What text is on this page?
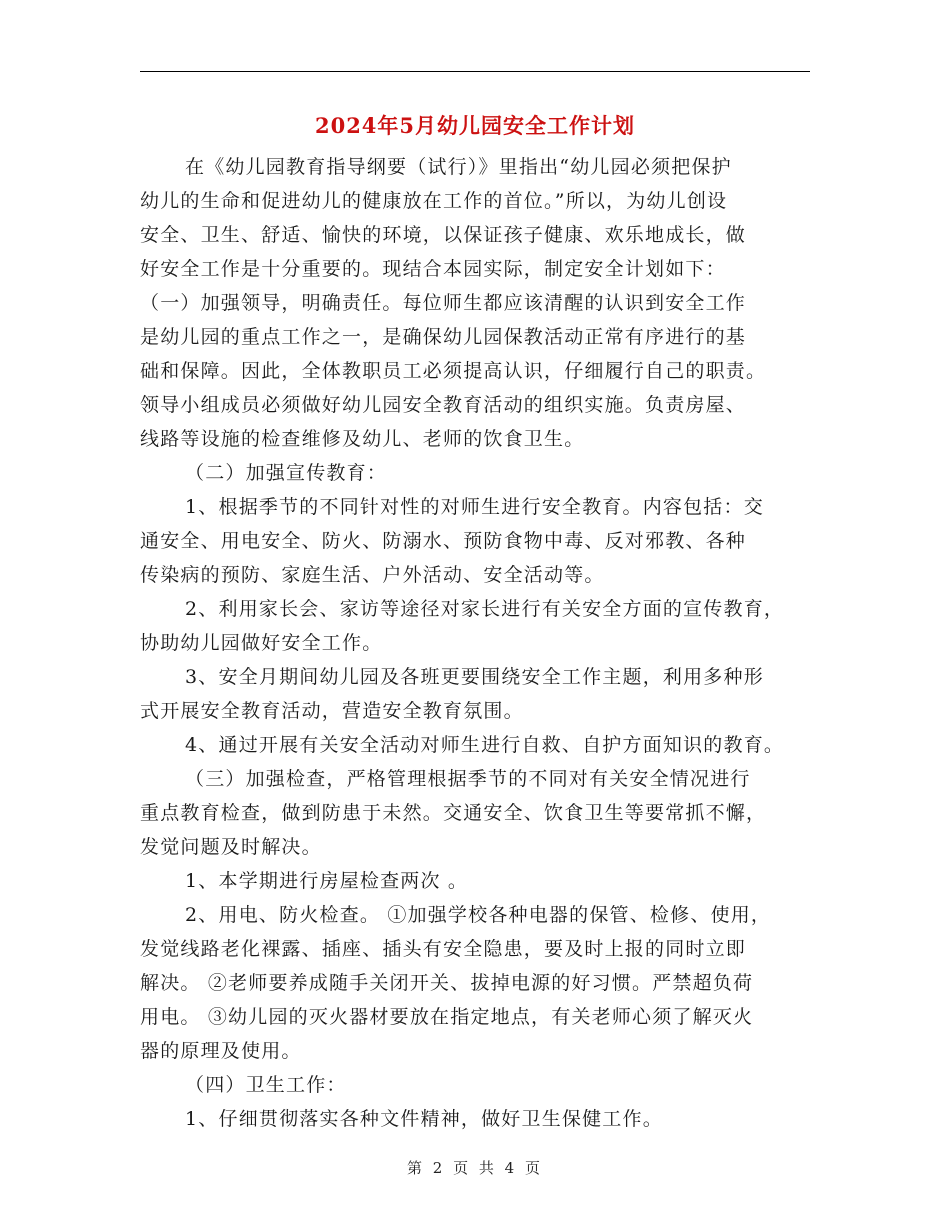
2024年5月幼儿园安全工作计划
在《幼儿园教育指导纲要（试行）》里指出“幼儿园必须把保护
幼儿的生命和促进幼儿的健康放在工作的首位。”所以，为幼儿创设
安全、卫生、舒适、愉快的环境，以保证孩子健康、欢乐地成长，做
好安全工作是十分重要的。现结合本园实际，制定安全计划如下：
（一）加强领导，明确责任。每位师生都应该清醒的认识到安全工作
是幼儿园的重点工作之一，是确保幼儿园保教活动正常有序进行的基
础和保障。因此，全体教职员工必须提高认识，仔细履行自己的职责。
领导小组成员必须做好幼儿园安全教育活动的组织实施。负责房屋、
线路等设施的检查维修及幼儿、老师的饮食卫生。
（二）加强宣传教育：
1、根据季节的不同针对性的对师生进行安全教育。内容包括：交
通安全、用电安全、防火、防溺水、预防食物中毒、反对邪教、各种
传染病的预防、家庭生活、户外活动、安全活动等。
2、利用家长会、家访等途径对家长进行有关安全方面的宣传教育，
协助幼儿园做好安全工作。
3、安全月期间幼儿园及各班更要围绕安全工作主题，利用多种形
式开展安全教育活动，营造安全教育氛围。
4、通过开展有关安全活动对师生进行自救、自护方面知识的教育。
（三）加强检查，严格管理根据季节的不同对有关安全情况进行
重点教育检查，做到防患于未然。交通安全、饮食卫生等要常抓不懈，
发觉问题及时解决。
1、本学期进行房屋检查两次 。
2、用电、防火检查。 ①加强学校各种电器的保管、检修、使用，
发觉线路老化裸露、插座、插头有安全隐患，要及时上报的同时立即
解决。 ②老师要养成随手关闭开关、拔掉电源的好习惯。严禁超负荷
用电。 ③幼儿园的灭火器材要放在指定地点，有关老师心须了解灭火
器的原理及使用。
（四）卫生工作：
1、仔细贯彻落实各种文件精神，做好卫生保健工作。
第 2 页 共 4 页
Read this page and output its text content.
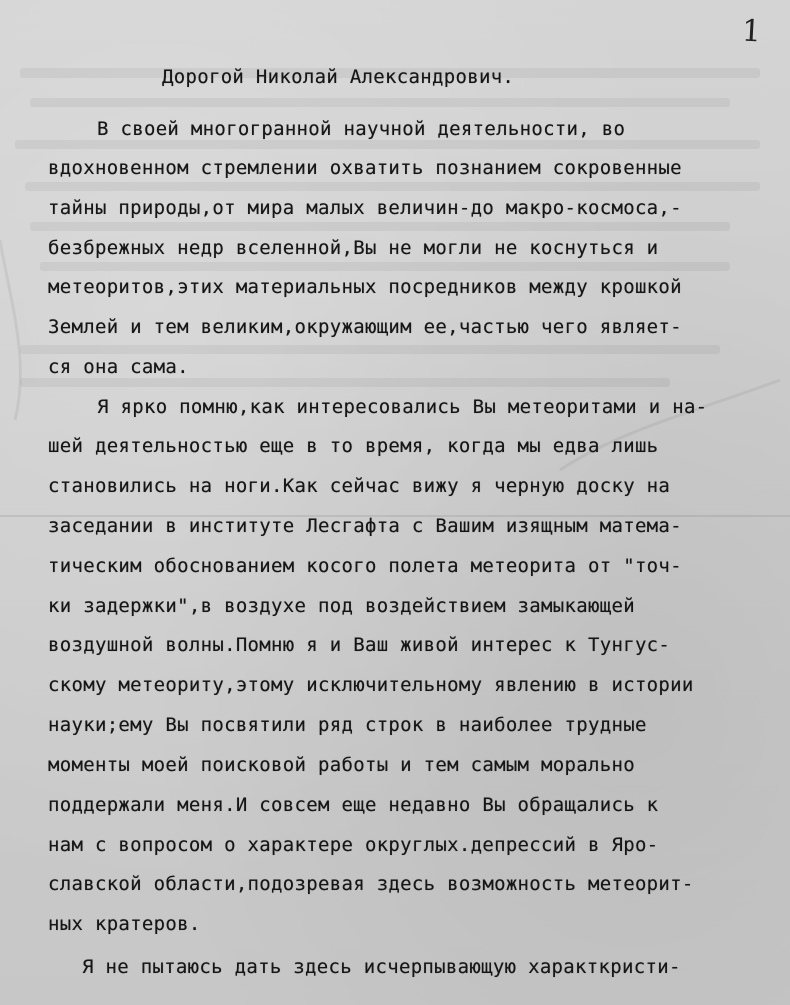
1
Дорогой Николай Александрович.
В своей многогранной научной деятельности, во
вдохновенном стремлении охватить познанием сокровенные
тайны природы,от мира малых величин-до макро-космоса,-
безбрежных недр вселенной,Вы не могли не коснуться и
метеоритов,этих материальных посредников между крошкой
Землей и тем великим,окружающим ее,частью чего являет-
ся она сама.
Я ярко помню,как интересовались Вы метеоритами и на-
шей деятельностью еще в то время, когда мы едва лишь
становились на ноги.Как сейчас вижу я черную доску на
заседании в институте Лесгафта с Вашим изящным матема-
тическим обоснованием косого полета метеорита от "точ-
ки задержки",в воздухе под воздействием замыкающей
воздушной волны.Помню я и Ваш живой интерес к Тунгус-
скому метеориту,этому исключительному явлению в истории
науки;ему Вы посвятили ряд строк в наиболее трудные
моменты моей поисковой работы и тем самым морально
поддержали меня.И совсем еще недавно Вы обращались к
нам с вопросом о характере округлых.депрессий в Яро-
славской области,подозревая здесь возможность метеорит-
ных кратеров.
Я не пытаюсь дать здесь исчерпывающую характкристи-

## Goal
Copy each line of the records precisely and drop any images they hold.

## Exercise output
What text is on this page?
2024年5月幼儿园安全工作计划
在《幼儿园教育指导纲要（试行）》里指出“幼儿园必须把保护
幼儿的生命和促进幼儿的健康放在工作的首位。”所以，为幼儿创设
安全、卫生、舒适、愉快的环境，以保证孩子健康、欢乐地成长，做
好安全工作是十分重要的。现结合本园实际，制定安全计划如下：
（一）加强领导，明确责任。每位师生都应该清醒的认识到安全工作
是幼儿园的重点工作之一，是确保幼儿园保教活动正常有序进行的基
础和保障。因此，全体教职员工必须提高认识，仔细履行自己的职责。
领导小组成员必须做好幼儿园安全教育活动的组织实施。负责房屋、
线路等设施的检查维修及幼儿、老师的饮食卫生。
（二）加强宣传教育：
1、根据季节的不同针对性的对师生进行安全教育。内容包括：交
通安全、用电安全、防火、防溺水、预防食物中毒、反对邪教、各种
传染病的预防、家庭生活、户外活动、安全活动等。
2、利用家长会、家访等途径对家长进行有关安全方面的宣传教育，
协助幼儿园做好安全工作。
3、安全月期间幼儿园及各班更要围绕安全工作主题，利用多种形
式开展安全教育活动，营造安全教育氛围。
4、通过开展有关安全活动对师生进行自救、自护方面知识的教育。
（三）加强检查，严格管理根据季节的不同对有关安全情况进行
重点教育检查，做到防患于未然。交通安全、饮食卫生等要常抓不懈，
发觉问题及时解决。
1、本学期进行房屋检查两次 。
2、用电、防火检查。 ①加强学校各种电器的保管、检修、使用，
发觉线路老化裸露、插座、插头有安全隐患，要及时上报的同时立即
解决。 ②老师要养成随手关闭开关、拔掉电源的好习惯。严禁超负荷
用电。 ③幼儿园的灭火器材要放在指定地点，有关老师心须了解灭火
器的原理及使用。
（四）卫生工作：
1、仔细贯彻落实各种文件精神，做好卫生保健工作。
第 2 页 共 4 页
Read this page and output its text content.
1
Дорогой Николай Александрович.
В своей многогранной научной деятельности, во
вдохновенном стремлении охватить познанием сокровенные
тайны природы,от мира малых величин-до макро-космоса,-
безбрежных недр вселенной,Вы не могли не коснуться и
метеоритов,этих материальных посредников между крошкой
Землей и тем великим,окружающим ее,частью чего являет-
ся она сама.
Я ярко помню,как интересовались Вы метеоритами и на-
шей деятельностью еще в то время, когда мы едва лишь
становились на ноги.Как сейчас вижу я черную доску на
заседании в институте Лесгафта с Вашим изящным матема-
тическим обоснованием косого полета метеорита от "точ-
ки задержки",в воздухе под воздействием замыкающей
воздушной волны.Помню я и Ваш живой интерес к Тунгус-
скому метеориту,этому исключительному явлению в истории
науки;ему Вы посвятили ряд строк в наиболее трудные
моменты моей поисковой работы и тем самым морально
поддержали меня.И совсем еще недавно Вы обращались к
нам с вопросом о характере округлых.депрессий в Яро-
славской области,подозревая здесь возможность метеорит-
ных кратеров.
Я не пытаюсь дать здесь исчерпывающую характкристи-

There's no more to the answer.